[BEGIN EXTRACTED INFORMATION]

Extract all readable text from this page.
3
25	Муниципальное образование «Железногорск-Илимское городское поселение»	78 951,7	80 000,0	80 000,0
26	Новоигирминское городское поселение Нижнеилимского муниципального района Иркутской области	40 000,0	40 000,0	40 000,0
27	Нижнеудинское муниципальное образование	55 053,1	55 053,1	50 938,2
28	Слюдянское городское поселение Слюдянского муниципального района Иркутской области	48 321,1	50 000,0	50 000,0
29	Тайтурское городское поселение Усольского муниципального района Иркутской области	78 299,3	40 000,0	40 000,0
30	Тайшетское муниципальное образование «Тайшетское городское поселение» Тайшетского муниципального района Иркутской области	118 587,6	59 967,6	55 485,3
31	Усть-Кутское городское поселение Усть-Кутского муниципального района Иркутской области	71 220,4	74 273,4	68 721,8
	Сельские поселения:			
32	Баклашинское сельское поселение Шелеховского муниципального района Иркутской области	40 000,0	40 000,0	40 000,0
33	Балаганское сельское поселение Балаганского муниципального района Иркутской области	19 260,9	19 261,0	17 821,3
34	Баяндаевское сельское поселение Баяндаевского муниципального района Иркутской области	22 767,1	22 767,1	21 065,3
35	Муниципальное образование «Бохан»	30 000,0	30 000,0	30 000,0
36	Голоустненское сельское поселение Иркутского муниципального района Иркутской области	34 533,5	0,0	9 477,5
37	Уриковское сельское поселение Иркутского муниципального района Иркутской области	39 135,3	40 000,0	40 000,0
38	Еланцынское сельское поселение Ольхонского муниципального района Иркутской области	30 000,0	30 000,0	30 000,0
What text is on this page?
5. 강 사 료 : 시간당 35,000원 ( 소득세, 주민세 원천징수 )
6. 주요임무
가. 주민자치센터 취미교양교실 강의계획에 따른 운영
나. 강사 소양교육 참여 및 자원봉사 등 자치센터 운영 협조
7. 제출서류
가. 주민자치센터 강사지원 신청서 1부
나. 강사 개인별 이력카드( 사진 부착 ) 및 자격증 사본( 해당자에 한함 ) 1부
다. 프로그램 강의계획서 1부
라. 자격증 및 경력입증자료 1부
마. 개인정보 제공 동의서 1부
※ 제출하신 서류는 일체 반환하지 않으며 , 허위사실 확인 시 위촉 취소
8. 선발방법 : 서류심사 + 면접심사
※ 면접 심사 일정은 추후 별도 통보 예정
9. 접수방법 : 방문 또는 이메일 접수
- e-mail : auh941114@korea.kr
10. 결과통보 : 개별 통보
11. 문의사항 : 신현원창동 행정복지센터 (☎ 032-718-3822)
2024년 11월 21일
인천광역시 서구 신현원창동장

[END EXTRACTED INFORMATION]

## [STATED GOAL]
Your task is to quote the listing above word for word.

## [EXERCISE RESULT]
Extract all readable text from this page.
3
25	Муниципальное образование «Железногорск-Илимское городское поселение»	78 951,7	80 000,0	80 000,0
26	Новоигирминское городское поселение Нижнеилимского муниципального района Иркутской области	40 000,0	40 000,0	40 000,0
27	Нижнеудинское муниципальное образование	55 053,1	55 053,1	50 938,2
28	Слюдянское городское поселение Слюдянского муниципального района Иркутской области	48 321,1	50 000,0	50 000,0
29	Тайтурское городское поселение Усольского муниципального района Иркутской области	78 299,3	40 000,0	40 000,0
30	Тайшетское муниципальное образование «Тайшетское городское поселение» Тайшетского муниципального района Иркутской области	118 587,6	59 967,6	55 485,3
31	Усть-Кутское городское поселение Усть-Кутского муниципального района Иркутской области	71 220,4	74 273,4	68 721,8
	Сельские поселения:			
32	Баклашинское сельское поселение Шелеховского муниципального района Иркутской области	40 000,0	40 000,0	40 000,0
33	Балаганское сельское поселение Балаганского муниципального района Иркутской области	19 260,9	19 261,0	17 821,3
34	Баяндаевское сельское поселение Баяндаевского муниципального района Иркутской области	22 767,1	22 767,1	21 065,3
35	Муниципальное образование «Бохан»	30 000,0	30 000,0	30 000,0
36	Голоустненское сельское поселение Иркутского муниципального района Иркутской области	34 533,5	0,0	9 477,5
37	Уриковское сельское поселение Иркутского муниципального района Иркутской области	39 135,3	40 000,0	40 000,0
38	Еланцынское сельское поселение Ольхонского муниципального района Иркутской области	30 000,0	30 000,0	30 000,0
What text is on this page?
5. 강 사 료 : 시간당 35,000원 ( 소득세, 주민세 원천징수 )
6. 주요임무
가. 주민자치센터 취미교양교실 강의계획에 따른 운영
나. 강사 소양교육 참여 및 자원봉사 등 자치센터 운영 협조
7. 제출서류
가. 주민자치센터 강사지원 신청서 1부
나. 강사 개인별 이력카드( 사진 부착 ) 및 자격증 사본( 해당자에 한함 ) 1부
다. 프로그램 강의계획서 1부
라. 자격증 및 경력입증자료 1부
마. 개인정보 제공 동의서 1부
※ 제출하신 서류는 일체 반환하지 않으며 , 허위사실 확인 시 위촉 취소
8. 선발방법 : 서류심사 + 면접심사
※ 면접 심사 일정은 추후 별도 통보 예정
9. 접수방법 : 방문 또는 이메일 접수
- e-mail : auh941114@korea.kr
10. 결과통보 : 개별 통보
11. 문의사항 : 신현원창동 행정복지센터 (☎ 032-718-3822)
2024년 11월 21일
인천광역시 서구 신현원창동장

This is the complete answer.